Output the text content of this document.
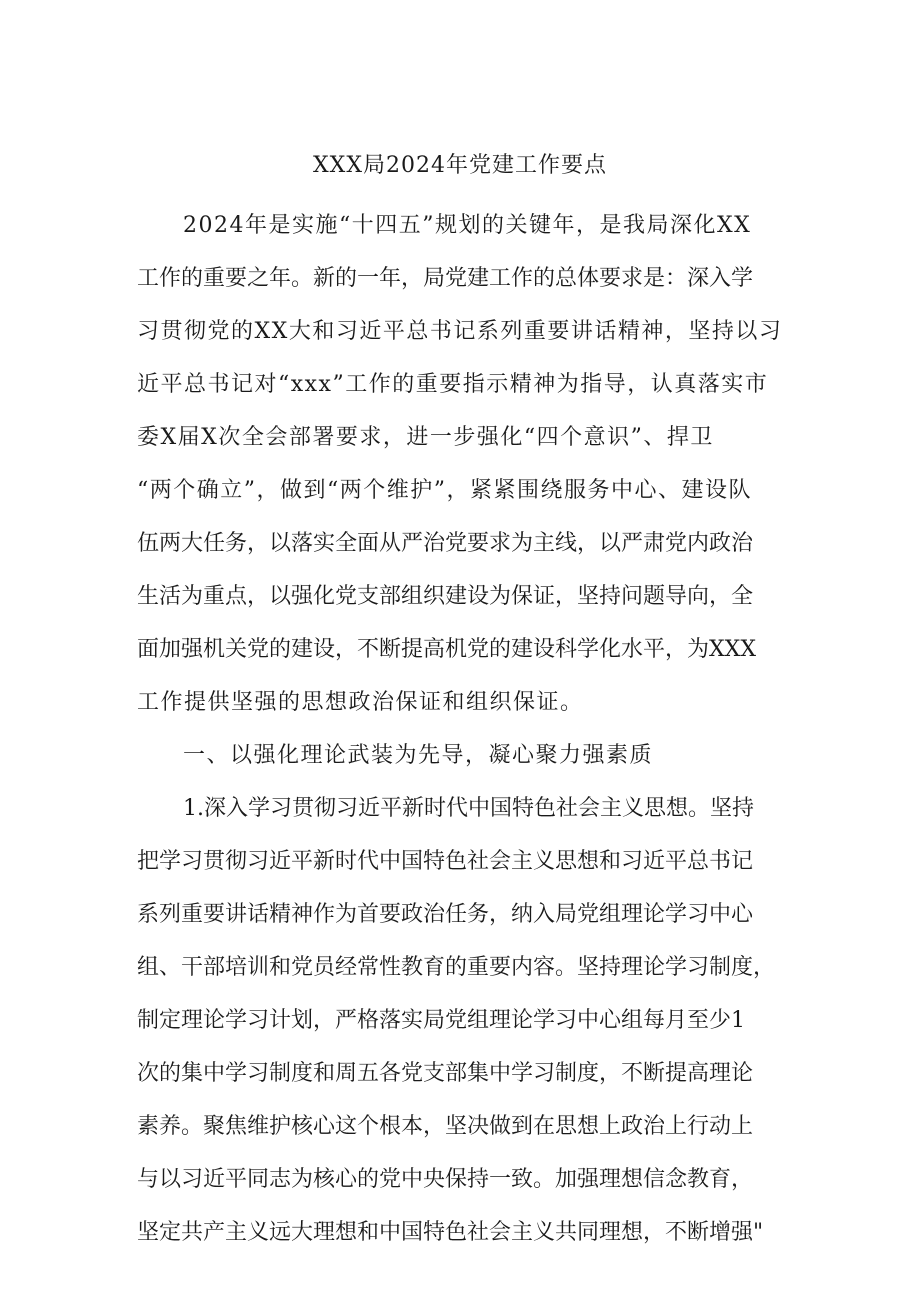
XXX局2024年党建工作要点
2024年是实施“十四五”规划的关键年，是我局深化XX
工作的重要之年。新的一年，局党建工作的总体要求是：深入学
习贯彻党的XX大和习近平总书记系列重要讲话精神，坚持以习
近平总书记对“xxx”工作的重要指示精神为指导，认真落实市
委X届X次全会部署要求，进一步强化“四个意识”、捍卫
“两个确立”，做到“两个维护”，紧紧围绕服务中心、建设队
伍两大任务，以落实全面从严治党要求为主线，以严肃党内政治
生活为重点，以强化党支部组织建设为保证，坚持问题导向，全
面加强机关党的建设，不断提高机党的建设科学化水平，为XXX
工作提供坚强的思想政治保证和组织保证。
一、以强化理论武装为先导，凝心聚力强素质
1.深入学习贯彻习近平新时代中国特色社会主义思想。坚持
把学习贯彻习近平新时代中国特色社会主义思想和习近平总书记
系列重要讲话精神作为首要政治任务，纳入局党组理论学习中心
组、干部培训和党员经常性教育的重要内容。坚持理论学习制度，
制定理论学习计划，严格落实局党组理论学习中心组每月至少1
次的集中学习制度和周五各党支部集中学习制度，不断提高理论
素养。聚焦维护核心这个根本，坚决做到在思想上政治上行动上
与以习近平同志为核心的党中央保持一致。加强理想信念教育，
坚定共产主义远大理想和中国特色社会主义共同理想，不断增强"
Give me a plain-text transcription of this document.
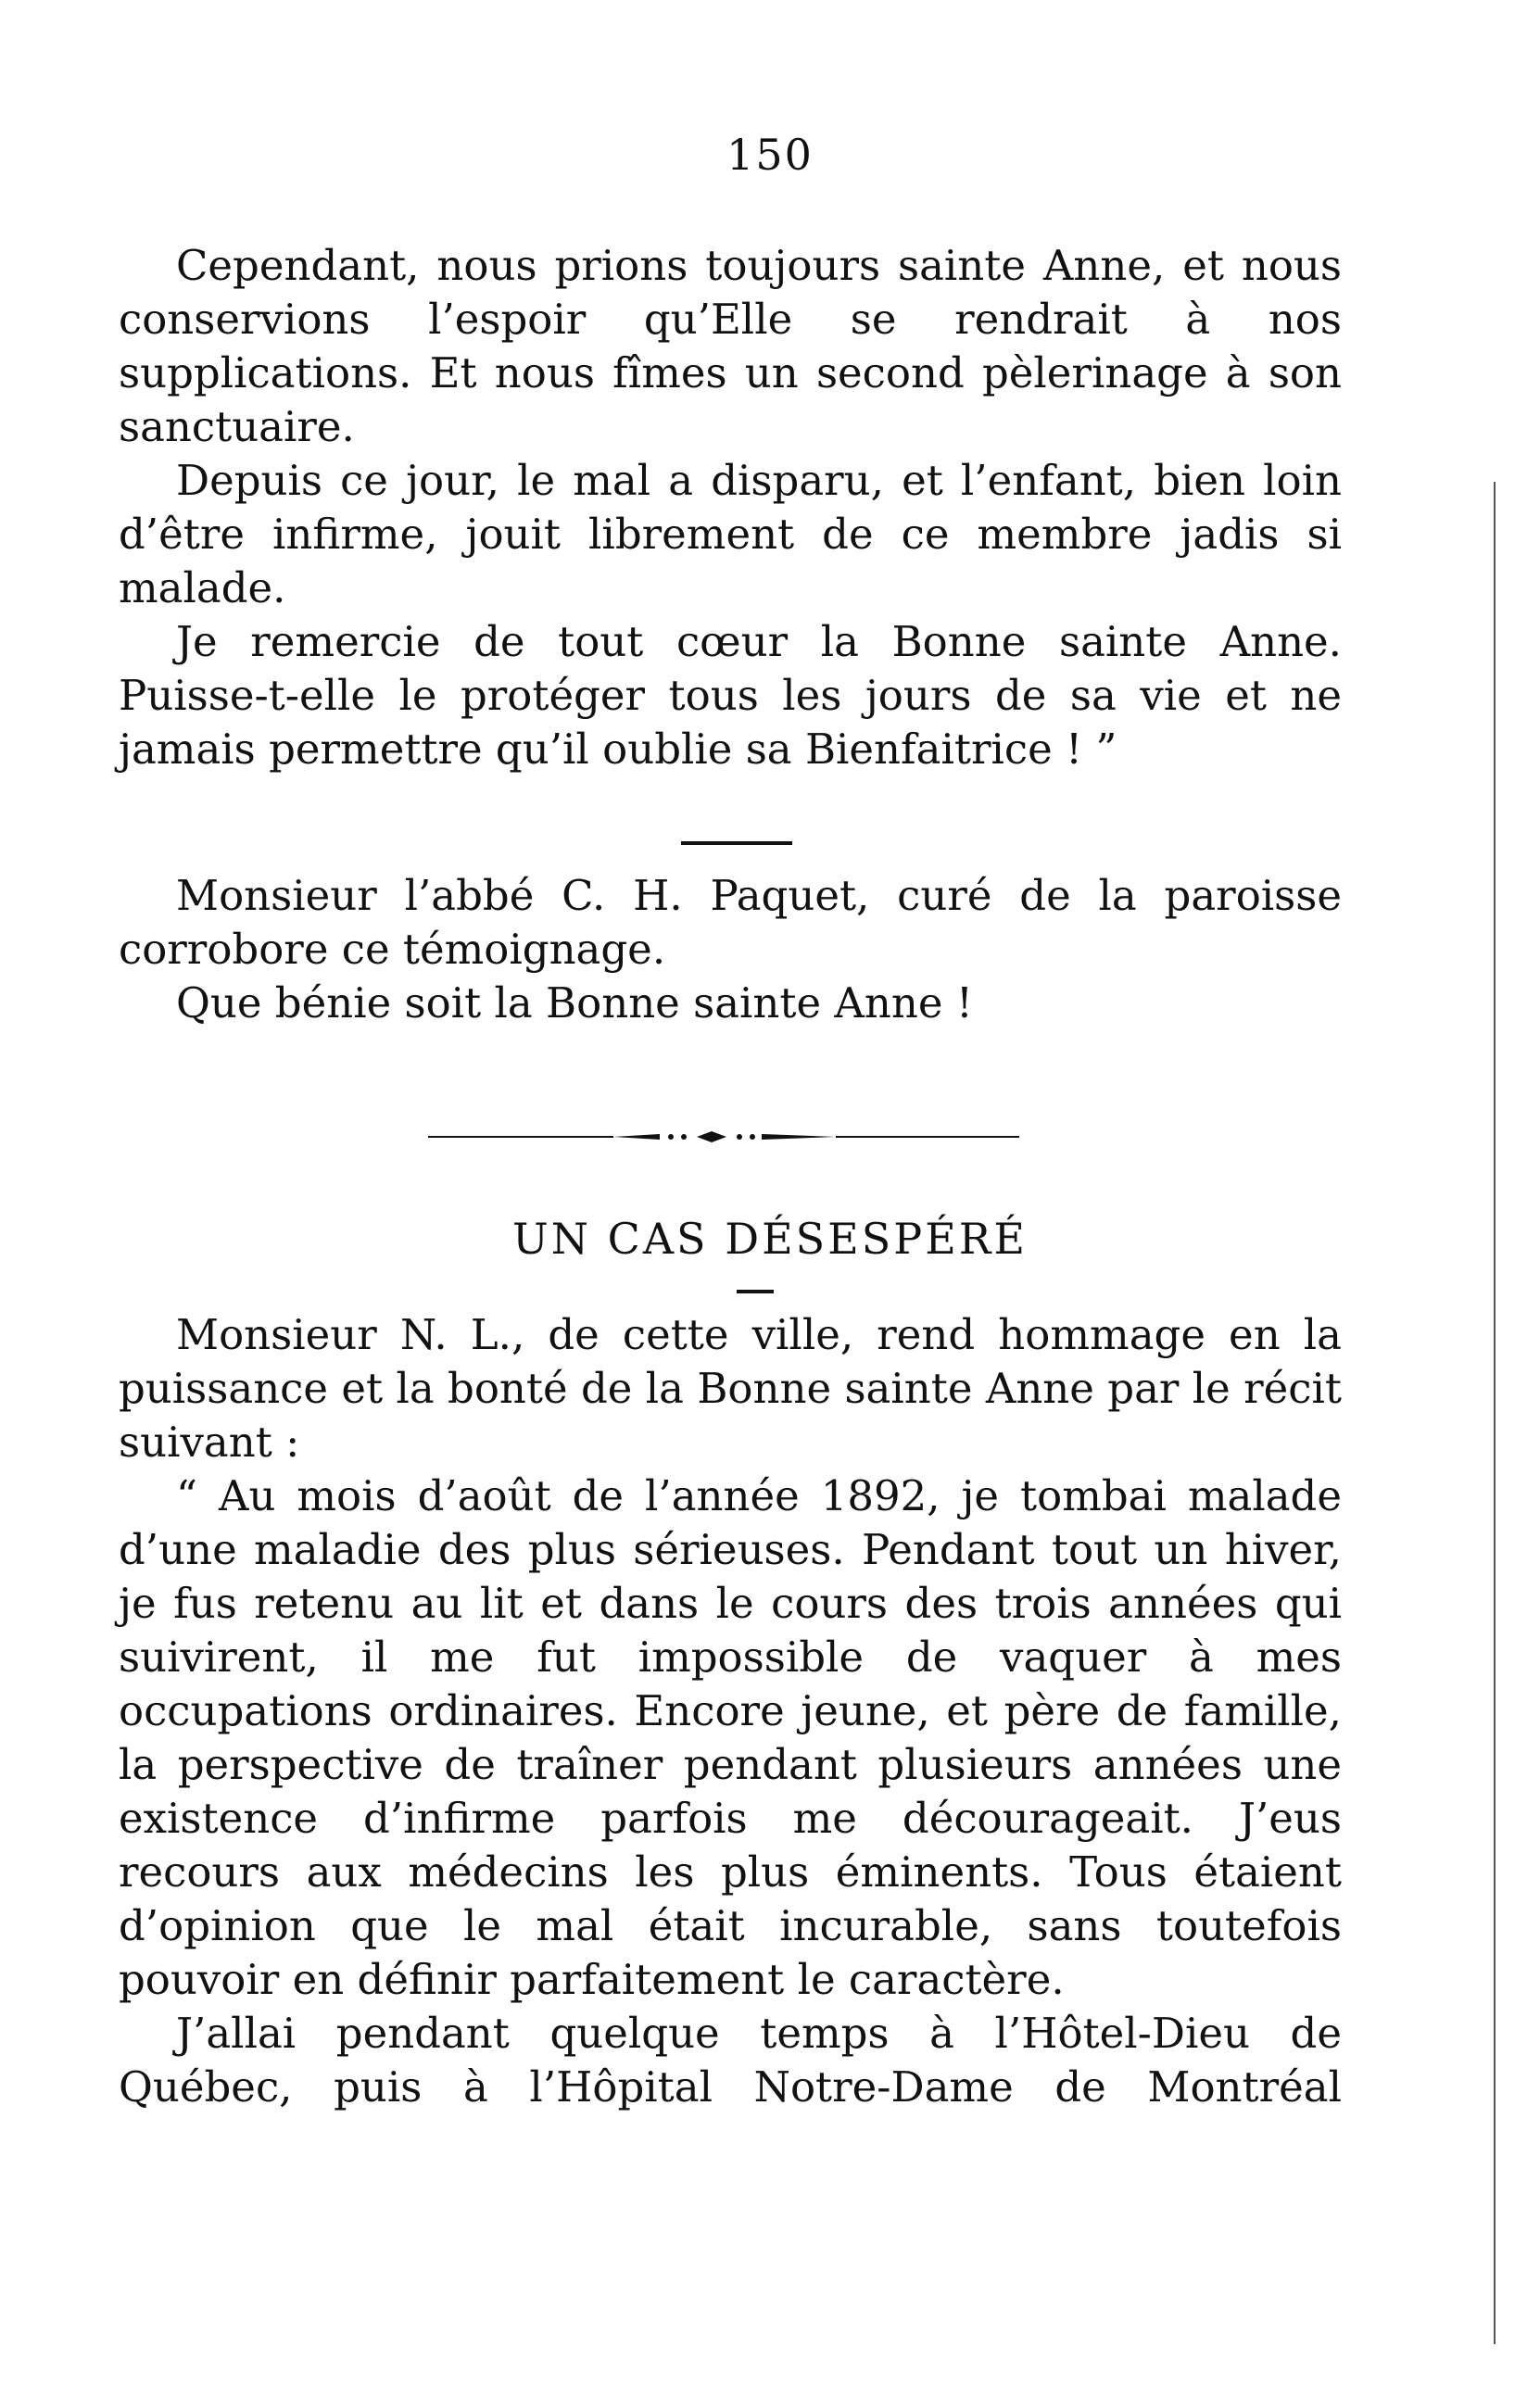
150

Cependant, nous prions toujours sainte Anne, et nous conservions l’espoir qu’Elle se rendrait à nos supplications. Et nous fîmes un second pèlerinage à son sanctuaire.

Depuis ce jour, le mal a disparu, et l’enfant, bien loin d’être infirme, jouit librement de ce membre jadis si malade.

Je remercie de tout cœur la Bonne sainte Anne. Puisse-t-elle le protéger tous les jours de sa vie et ne jamais permettre qu’il oublie sa Bienfaitrice ! ”

Monsieur l’abbé C. H. Paquet, curé de la paroisse corrobore ce témoignage.

Que bénie soit la Bonne sainte Anne !

UN CAS DÉSESPÉRÉ

Monsieur N. L., de cette ville, rend hommage en la puissance et la bonté de la Bonne sainte Anne par le récit suivant :

“ Au mois d’août de l’année 1892, je tombai malade d’une maladie des plus sérieuses. Pendant tout un hiver, je fus retenu au lit et dans le cours des trois années qui suivirent, il me fut impossible de vaquer à mes occupations ordinaires. Encore jeune, et père de famille, la perspective de traîner pendant plusieurs années une existence d’infirme parfois me décourageait. J’eus recours aux médecins les plus éminents. Tous étaient d’opinion que le mal était incurable, sans toutefois pouvoir en définir parfaitement le caractère.

J’allai pendant quelque temps à l’Hôtel-Dieu de Québec, puis à l’Hôpital Notre-Dame de Montréal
========
_SHORT EXERCISE_
Repeat all of the records verbatim, leaving out the pictures.

_IN RESPONSE_
Output the text content of this document.
XXX局2024年党建工作要点
2024年是实施“十四五”规划的关键年，是我局深化XX
工作的重要之年。新的一年，局党建工作的总体要求是：深入学
习贯彻党的XX大和习近平总书记系列重要讲话精神，坚持以习
近平总书记对“xxx”工作的重要指示精神为指导，认真落实市
委X届X次全会部署要求，进一步强化“四个意识”、捍卫
“两个确立”，做到“两个维护”，紧紧围绕服务中心、建设队
伍两大任务，以落实全面从严治党要求为主线，以严肃党内政治
生活为重点，以强化党支部组织建设为保证，坚持问题导向，全
面加强机关党的建设，不断提高机党的建设科学化水平，为XXX
工作提供坚强的思想政治保证和组织保证。
一、以强化理论武装为先导，凝心聚力强素质
1.深入学习贯彻习近平新时代中国特色社会主义思想。坚持
把学习贯彻习近平新时代中国特色社会主义思想和习近平总书记
系列重要讲话精神作为首要政治任务，纳入局党组理论学习中心
组、干部培训和党员经常性教育的重要内容。坚持理论学习制度，
制定理论学习计划，严格落实局党组理论学习中心组每月至少1
次的集中学习制度和周五各党支部集中学习制度，不断提高理论
素养。聚焦维护核心这个根本，坚决做到在思想上政治上行动上
与以习近平同志为核心的党中央保持一致。加强理想信念教育，
坚定共产主义远大理想和中国特色社会主义共同理想，不断增强"
Give me a plain-text transcription of this document.
150

Cependant, nous prions toujours sainte Anne, et nous conservions l’espoir qu’Elle se rendrait à nos supplications. Et nous fîmes un second pèlerinage à son sanctuaire.

Depuis ce jour, le mal a disparu, et l’enfant, bien loin d’être infirme, jouit librement de ce membre jadis si malade.

Je remercie de tout cœur la Bonne sainte Anne. Puisse-t-elle le protéger tous les jours de sa vie et ne jamais permettre qu’il oublie sa Bienfaitrice ! ”

Monsieur l’abbé C. H. Paquet, curé de la paroisse corrobore ce témoignage.

Que bénie soit la Bonne sainte Anne !

UN CAS DÉSESPÉRÉ

Monsieur N. L., de cette ville, rend hommage en la puissance et la bonté de la Bonne sainte Anne par le récit suivant :

“ Au mois d’août de l’année 1892, je tombai malade d’une maladie des plus sérieuses. Pendant tout un hiver, je fus retenu au lit et dans le cours des trois années qui suivirent, il me fut impossible de vaquer à mes occupations ordinaires. Encore jeune, et père de famille, la perspective de traîner pendant plusieurs années une existence d’infirme parfois me décourageait. J’eus recours aux médecins les plus éminents. Tous étaient d’opinion que le mal était incurable, sans toutefois pouvoir en définir parfaitement le caractère.

J’allai pendant quelque temps à l’Hôtel-Dieu de Québec, puis à l’Hôpital Notre-Dame de Montréal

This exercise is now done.